Record set:
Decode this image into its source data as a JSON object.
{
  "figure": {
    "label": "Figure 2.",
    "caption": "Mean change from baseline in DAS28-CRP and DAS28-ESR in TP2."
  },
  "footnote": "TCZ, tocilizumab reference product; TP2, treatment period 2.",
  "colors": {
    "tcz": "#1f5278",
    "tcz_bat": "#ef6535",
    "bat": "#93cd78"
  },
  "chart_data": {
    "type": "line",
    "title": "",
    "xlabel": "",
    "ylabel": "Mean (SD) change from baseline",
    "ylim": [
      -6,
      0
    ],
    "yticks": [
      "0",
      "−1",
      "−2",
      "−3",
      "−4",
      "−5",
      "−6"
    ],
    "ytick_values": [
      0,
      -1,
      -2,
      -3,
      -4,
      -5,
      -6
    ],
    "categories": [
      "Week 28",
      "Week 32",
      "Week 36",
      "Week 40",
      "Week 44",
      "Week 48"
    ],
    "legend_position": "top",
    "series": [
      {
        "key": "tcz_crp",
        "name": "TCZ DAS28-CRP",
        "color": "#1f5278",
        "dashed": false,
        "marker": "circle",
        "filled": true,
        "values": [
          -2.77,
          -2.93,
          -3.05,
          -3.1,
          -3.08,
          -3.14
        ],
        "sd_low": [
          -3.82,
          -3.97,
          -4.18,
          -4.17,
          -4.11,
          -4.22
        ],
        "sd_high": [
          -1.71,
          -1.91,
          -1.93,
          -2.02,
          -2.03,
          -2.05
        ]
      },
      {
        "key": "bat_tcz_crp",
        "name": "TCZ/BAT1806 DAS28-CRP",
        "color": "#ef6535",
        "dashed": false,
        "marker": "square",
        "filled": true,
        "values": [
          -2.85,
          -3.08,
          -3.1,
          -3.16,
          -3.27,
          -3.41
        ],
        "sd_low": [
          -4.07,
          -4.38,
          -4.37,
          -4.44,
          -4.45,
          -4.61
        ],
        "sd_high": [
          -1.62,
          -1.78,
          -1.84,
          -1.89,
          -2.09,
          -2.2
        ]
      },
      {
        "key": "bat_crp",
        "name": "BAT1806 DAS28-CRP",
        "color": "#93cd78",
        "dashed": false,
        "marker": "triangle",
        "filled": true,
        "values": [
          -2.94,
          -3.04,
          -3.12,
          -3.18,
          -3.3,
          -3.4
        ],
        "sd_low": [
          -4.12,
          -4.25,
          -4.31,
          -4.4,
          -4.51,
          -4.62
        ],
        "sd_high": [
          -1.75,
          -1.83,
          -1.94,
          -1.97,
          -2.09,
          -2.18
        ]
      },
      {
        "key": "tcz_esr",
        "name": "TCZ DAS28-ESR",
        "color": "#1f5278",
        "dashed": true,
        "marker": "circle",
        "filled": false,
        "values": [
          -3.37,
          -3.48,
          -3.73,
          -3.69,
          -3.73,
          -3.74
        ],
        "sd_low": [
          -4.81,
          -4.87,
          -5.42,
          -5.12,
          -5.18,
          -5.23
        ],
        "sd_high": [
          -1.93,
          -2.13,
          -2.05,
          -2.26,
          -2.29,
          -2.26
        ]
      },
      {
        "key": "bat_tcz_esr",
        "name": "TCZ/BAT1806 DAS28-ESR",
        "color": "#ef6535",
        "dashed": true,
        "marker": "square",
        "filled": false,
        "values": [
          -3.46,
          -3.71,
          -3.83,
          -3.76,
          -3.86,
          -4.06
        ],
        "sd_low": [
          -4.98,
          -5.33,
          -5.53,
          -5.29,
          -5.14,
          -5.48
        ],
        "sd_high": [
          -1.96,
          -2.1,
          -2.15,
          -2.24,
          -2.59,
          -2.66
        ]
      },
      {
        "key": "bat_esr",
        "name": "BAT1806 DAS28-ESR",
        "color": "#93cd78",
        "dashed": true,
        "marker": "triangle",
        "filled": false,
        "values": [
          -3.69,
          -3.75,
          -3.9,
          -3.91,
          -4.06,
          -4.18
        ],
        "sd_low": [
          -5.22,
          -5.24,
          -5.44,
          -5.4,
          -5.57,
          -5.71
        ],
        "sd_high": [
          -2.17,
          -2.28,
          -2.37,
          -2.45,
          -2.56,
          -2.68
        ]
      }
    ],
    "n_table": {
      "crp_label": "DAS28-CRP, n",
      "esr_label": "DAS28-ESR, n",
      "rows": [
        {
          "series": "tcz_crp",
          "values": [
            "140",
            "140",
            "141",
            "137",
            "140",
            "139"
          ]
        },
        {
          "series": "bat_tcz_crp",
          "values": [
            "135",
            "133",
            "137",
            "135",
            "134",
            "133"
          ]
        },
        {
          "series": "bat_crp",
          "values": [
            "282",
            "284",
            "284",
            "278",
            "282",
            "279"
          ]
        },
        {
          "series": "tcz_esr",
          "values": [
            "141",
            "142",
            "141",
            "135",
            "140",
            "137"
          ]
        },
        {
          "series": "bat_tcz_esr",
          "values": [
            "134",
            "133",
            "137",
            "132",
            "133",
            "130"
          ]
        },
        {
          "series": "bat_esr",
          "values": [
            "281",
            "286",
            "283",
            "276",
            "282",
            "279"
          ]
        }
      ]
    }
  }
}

Your objective: In the records above, how many lines hold the string "Week"? Reply with only the number.

Completed exercise: 6